- Text excerpt:

+ + +

4.3.4 Movement. Any memory management scheme–paging, CARAT, or other systems–must support memory movement to improve inefficiencies that accumulate over time. A paging scheme solves physical memory movement by heavily relying on the ability to manipulate the virtual to physical address mappings. CARAT CAKE must do so by actually moving memory during each update. Fundamentally, this can be accomplished because the CARAT CAKE system has a omnipotent view of all the Allocations that are within a given slice of memory that is being moved, as well as all Escapes from these Allocations.

Because CARAT CAKE can move memory at an Allocation granularity, this enables the system to perform a *hierarchy* of different kinds of moves, with each layer relying on the last. At the finest granularity, unlike paging, CARAT CAKE can move individual Allocations. One layer up, CARAT CAKE can move regions, by moving all the Allocations within a region. One more layer up, CARAT CAKE can move processes, by moving all the regions within a process. The CARAT CAKE runtime can even move the entire kernel if necessary because all kernel code is tracked.

At a first glance, one may argue that an important benefit of paging is that memory can be moved "lazily," by invalidating pages, faulting on an invalid virtual address, and walking the page tables to fetch the correct pages to use. However, implicit in this "lazy" mechanism is extensive, mandatory address translation for each access, which CARAT CAKE completely avoids. Without mappings, moving an Allocation in CARAT CAKE generates a new destination address for said Allocation and triggers a *patch* of all objects or instructions in the program referencing the Allocation (i.e. pointers). In CARAT CAKE, these references arise from pointers to Allocations that are stored to memory, the Escapes. Essentially, CARAT CAKE performs this change in mapping "eagerly."

+ + +

- Entries shown:
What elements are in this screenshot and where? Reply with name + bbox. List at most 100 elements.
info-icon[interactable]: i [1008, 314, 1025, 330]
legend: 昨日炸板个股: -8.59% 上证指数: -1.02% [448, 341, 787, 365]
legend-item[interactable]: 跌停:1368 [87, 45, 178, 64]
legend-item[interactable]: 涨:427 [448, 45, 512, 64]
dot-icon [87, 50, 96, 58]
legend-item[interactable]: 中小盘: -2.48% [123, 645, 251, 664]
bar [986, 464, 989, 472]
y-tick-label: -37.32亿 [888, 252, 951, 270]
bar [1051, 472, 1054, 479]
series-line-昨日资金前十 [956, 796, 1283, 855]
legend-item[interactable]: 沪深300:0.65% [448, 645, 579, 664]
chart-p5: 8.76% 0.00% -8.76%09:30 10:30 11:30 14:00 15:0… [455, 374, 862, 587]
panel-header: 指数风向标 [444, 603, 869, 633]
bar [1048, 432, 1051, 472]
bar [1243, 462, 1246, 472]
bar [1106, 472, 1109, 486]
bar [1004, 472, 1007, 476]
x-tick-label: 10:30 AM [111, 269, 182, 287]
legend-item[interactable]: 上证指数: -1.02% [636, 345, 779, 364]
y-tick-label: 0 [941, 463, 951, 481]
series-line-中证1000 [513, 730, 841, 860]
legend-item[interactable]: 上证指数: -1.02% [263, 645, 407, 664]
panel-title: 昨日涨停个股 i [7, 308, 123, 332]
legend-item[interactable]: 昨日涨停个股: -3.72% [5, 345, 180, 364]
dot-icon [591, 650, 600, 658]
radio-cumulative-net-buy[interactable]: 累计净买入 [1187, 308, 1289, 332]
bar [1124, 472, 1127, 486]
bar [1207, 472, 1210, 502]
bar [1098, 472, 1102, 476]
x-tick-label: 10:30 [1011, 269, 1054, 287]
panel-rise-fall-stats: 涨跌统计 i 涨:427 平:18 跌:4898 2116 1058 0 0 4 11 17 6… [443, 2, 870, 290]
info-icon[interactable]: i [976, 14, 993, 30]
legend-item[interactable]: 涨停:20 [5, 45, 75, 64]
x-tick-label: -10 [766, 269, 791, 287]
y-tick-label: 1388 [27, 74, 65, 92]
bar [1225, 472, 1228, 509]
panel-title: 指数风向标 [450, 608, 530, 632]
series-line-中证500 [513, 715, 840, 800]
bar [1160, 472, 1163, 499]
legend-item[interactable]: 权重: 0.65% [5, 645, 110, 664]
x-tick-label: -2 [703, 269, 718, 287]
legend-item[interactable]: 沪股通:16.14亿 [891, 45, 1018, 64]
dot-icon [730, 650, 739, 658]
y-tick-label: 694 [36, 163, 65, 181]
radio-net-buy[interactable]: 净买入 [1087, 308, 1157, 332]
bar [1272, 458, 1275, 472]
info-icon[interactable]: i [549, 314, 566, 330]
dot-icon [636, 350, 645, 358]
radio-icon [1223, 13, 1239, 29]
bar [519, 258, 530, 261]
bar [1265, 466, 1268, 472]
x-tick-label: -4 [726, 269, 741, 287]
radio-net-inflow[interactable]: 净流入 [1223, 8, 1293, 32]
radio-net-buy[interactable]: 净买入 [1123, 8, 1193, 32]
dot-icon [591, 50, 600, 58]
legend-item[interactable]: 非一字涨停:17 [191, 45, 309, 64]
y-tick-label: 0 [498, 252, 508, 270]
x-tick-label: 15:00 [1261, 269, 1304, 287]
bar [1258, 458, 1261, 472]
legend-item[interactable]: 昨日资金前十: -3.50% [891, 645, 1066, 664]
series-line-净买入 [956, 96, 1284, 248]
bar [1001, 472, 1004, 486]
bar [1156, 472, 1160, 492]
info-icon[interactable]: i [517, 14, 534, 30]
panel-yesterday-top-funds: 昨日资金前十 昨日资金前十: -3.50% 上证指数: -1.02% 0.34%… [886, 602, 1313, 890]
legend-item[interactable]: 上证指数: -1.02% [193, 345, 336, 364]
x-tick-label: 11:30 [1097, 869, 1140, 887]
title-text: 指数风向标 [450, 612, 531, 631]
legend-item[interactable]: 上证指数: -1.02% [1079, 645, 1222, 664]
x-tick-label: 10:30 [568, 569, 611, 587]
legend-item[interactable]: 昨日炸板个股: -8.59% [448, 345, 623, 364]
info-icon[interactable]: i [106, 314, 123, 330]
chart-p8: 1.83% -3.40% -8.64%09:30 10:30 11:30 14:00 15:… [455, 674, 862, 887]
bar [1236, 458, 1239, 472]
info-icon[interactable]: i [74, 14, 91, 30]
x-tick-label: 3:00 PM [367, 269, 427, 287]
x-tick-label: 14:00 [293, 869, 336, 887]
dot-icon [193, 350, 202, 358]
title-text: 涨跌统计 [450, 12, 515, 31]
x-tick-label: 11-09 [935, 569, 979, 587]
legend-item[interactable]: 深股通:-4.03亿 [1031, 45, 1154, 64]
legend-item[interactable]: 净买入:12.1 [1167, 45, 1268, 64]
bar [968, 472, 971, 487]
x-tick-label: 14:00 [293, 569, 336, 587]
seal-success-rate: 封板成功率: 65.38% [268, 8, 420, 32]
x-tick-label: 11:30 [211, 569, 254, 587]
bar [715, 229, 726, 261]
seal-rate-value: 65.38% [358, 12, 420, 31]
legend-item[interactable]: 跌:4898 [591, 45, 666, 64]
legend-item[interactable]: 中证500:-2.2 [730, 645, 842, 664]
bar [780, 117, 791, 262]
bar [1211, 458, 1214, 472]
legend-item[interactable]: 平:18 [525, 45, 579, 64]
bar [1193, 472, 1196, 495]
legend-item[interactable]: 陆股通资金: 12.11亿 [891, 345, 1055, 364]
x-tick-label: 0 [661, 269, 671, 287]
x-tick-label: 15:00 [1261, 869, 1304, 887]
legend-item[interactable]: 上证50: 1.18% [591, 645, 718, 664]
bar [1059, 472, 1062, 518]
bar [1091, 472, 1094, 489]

+ + +

- Requirement 1:
Can you reproduce word for word the part of the CARAT CAKE memory-movement text starting at "Because CARAT CAKE" and ending at "code is tracked."?
- Requirement 2:
Could you turn the paragraph of the CARAT CAKE memory-movement text beginning "Because CARAT CAKE can move memory at an Allocation granularity" into a short list that keeps its main facts?
- Requirement 3:
How would the CARAT CAKE memory-movement text go on from its final sentence? Extend it.

- Answer 1:
Because CARAT CAKE can move memory at an Allocation granularity, this enables the system to perform a *hierarchy* of different kinds of moves, with each layer relying on the last. At the finest granularity, unlike paging, CARAT CAKE can move individual Allocations. One layer up, CARAT CAKE can move regions, by moving all the Allocations within a region. One more layer up, CARAT CAKE can move processes, by moving all the regions within a process. The CARAT CAKE runtime can even move the entire kernel if necessary because all kernel code is tracked.

- Answer 2:
- Moving memory at Allocation granularity lets CARAT CAKE perform a hierarchy of moves, each layer relying on the one below.
- Finest level: individual Allocations can be moved, which paging cannot do.
- Next level: regions are moved by moving all the Allocations within them.
- Next level: processes are moved by moving all the regions within them.
- The runtime can even move the entire kernel if necessary, since all kernel code is tracked.

- Answer 3:
This flavor of memory movement is enabled by tracking Allocations and each of their Escapes, as described previously. Patching following a movement simplifies to the runtime simply pointing each Escape to the Allocation's new address. Unfortunately, there are caveats to this approach; because of register allocation by the compiler back-end, an Allocation may escape to a register or to a spilled location on the stack. Consequently, the CARAT CAKE runtime scans the program stack and register state to patch such escapes, similar to a register and stack scan in a conservative garbage collector.

4.3.5 Defragmentation. Because no virtual to physical address mapping exists in CARAT CAKE, it is necessary to address fragmentation through data movement. As shown in Figure 4, defragmentation exploits the hierarchy of movements described above. To defragment a Region, we rearrange the Allocations within it. To defragment a process/ASpace, we rearrange the Regions within it. To defragment all memory, we rearrange all processes/ASpaces. Note that the entire process shown does not need to take place; instead, each step can be independently run, or the step-by-step processing



Figure 4: CARAT CAKE defragments hierarchically.

can terminate early. Executing all of the steps in order accomplishes a global defragmentation of memory at fine granularity.

Defragmenting a single Region packs the Allocations within the region to the beginning of the Region. For instance, if this step is invoked by the kernel memory allocator, the pointer to the end of the last Allocation (Allocation C in the figure) now points to the largest possible free block available within the Region. In the case of global defragmentation, the Region can be packed in this way before moving on to packing processes/ASpaces.

A notable feature highlighted in Figure 4 is the ability to move a Region into an overlapping free memory chunk, marked by an  $^*$  next to R1 in the figure. Unlike paging, these chunks can be of any granularity. More generally, movement can occur at arbitrary granularity.

# 4.4 Other implementation aspects

Several other elements are necessary background for understanding our evaluation and its limitations.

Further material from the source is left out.